Records from a collection of figures:
========
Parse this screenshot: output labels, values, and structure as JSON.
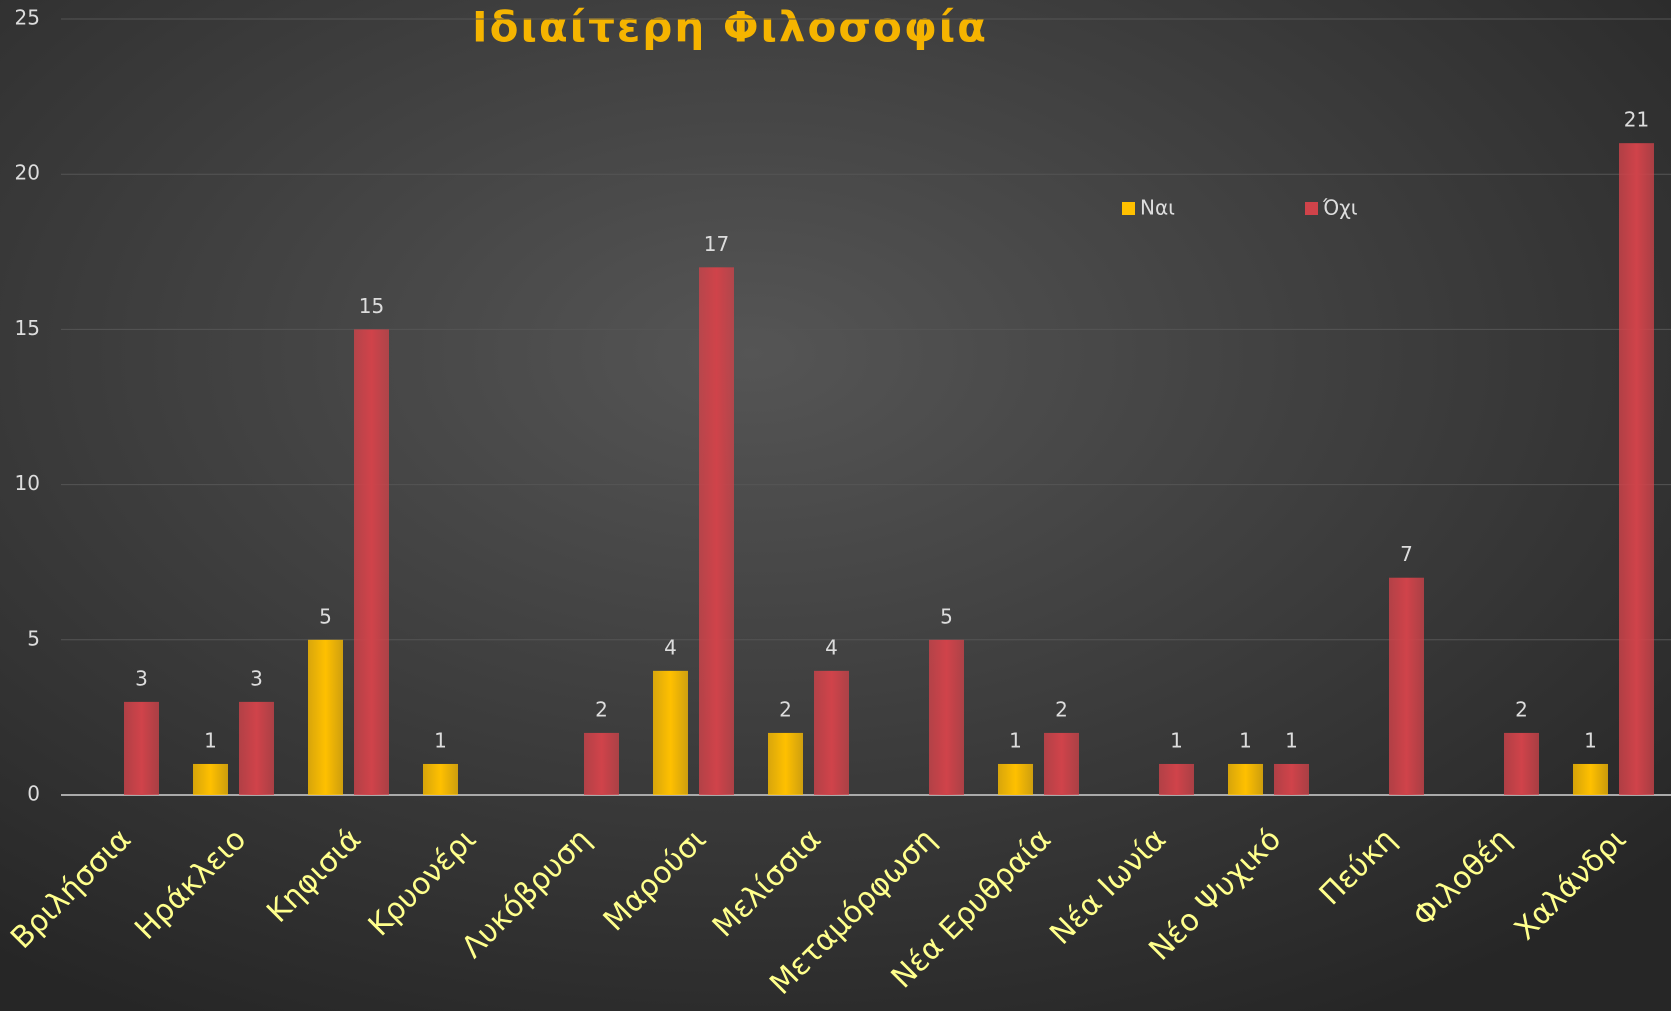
{
  "chart_data": {
    "type": "bar",
    "title": "Ιδιαίτερη Φιλοσοφία",
    "categories": [
      "Βριλήσσια",
      "Ηράκλειο",
      "Κηφισιά",
      "Κρυονέρι",
      "Λυκόβρυση",
      "Μαρούσι",
      "Μελίσσια",
      "Μεταμόρφωση",
      "Νέα Ερυθραία",
      "Νέα Ιωνία",
      "Νέο Ψυχικό",
      "Πεύκη",
      "Φιλοθέη",
      "Χαλάνδρι"
    ],
    "series": [
      {
        "name": "Ναι",
        "color": "#ffc000",
        "values": [
          null,
          1,
          5,
          1,
          null,
          4,
          2,
          null,
          1,
          null,
          1,
          null,
          null,
          1
        ]
      },
      {
        "name": "Όχι",
        "color": "#d0434a",
        "values": [
          3,
          3,
          15,
          null,
          2,
          17,
          4,
          5,
          2,
          1,
          1,
          7,
          2,
          21
        ]
      }
    ],
    "ylim": [
      0,
      25
    ],
    "yticks": [
      0,
      5,
      10,
      15,
      20,
      25
    ],
    "grid": true,
    "legend": "top-right"
  }
}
========
» WHAT TO WORK ON: Return each line of the data, keeping its wording exact and omitting pictures.

» SOLVED EXERCISE:
Parse this screenshot: output labels, values, and structure as JSON.
{
  "chart_data": {
    "type": "bar",
    "title": "Ιδιαίτερη Φιλοσοφία",
    "categories": [
      "Βριλήσσια",
      "Ηράκλειο",
      "Κηφισιά",
      "Κρυονέρι",
      "Λυκόβρυση",
      "Μαρούσι",
      "Μελίσσια",
      "Μεταμόρφωση",
      "Νέα Ερυθραία",
      "Νέα Ιωνία",
      "Νέο Ψυχικό",
      "Πεύκη",
      "Φιλοθέη",
      "Χαλάνδρι"
    ],
    "series": [
      {
        "name": "Ναι",
        "color": "#ffc000",
        "values": [
          null,
          1,
          5,
          1,
          null,
          4,
          2,
          null,
          1,
          null,
          1,
          null,
          null,
          1
        ]
      },
      {
        "name": "Όχι",
        "color": "#d0434a",
        "values": [
          3,
          3,
          15,
          null,
          2,
          17,
          4,
          5,
          2,
          1,
          1,
          7,
          2,
          21
        ]
      }
    ],
    "ylim": [
      0,
      25
    ],
    "yticks": [
      0,
      5,
      10,
      15,
      20,
      25
    ],
    "grid": true,
    "legend": "top-right"
  }
}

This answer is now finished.